***** RECORDS TO PROCESS

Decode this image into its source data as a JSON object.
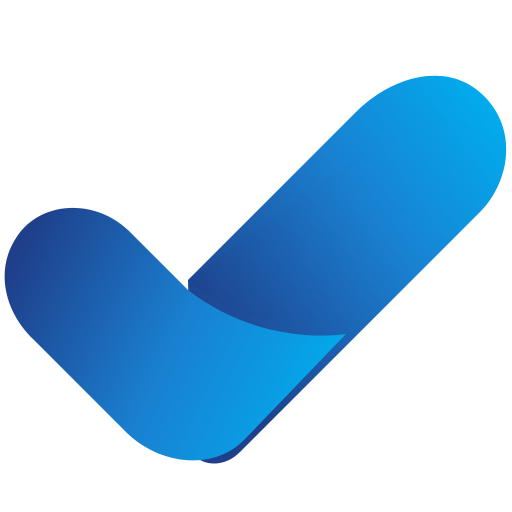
{
  "logo": {
    "icon": "checkmark-icon",
    "colors": {
      "dark_blue": "#1f3f8a",
      "mid_blue": "#1a7fd0",
      "light_blue": "#00aeef",
      "background": "#ffffff"
    }
  }
}
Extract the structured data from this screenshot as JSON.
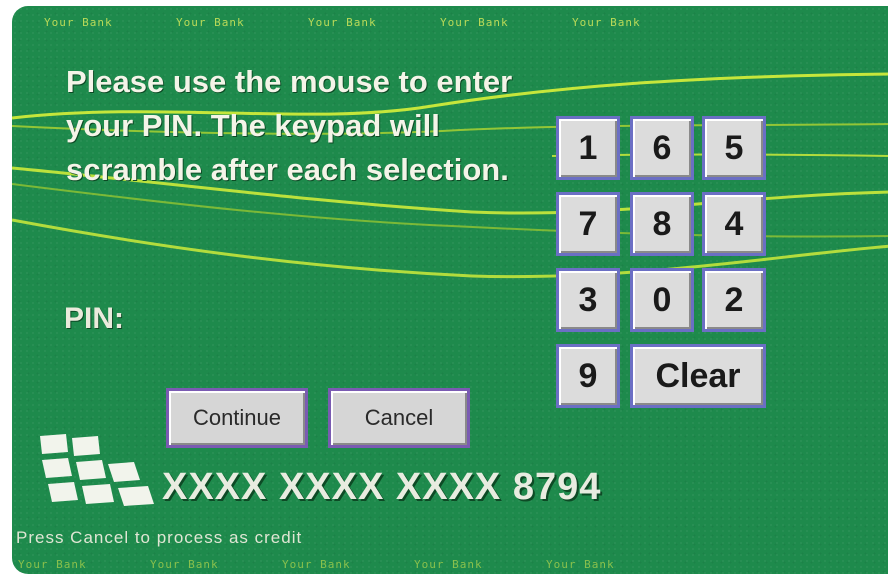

**********

OBJECTIVE >> Pictures are not part of the copy; output everything else in the records exactly.

RESPONSE TO THIS TASK >>
Decode this image into its source data as a JSON object.
{
  "logo": {
    "icon": "checkmark-icon",
    "colors": {
      "dark_blue": "#1f3f8a",
      "mid_blue": "#1a7fd0",
      "light_blue": "#00aeef",
      "background": "#ffffff"
    }
  }
}
Extract the structured data from this screenshot as JSON.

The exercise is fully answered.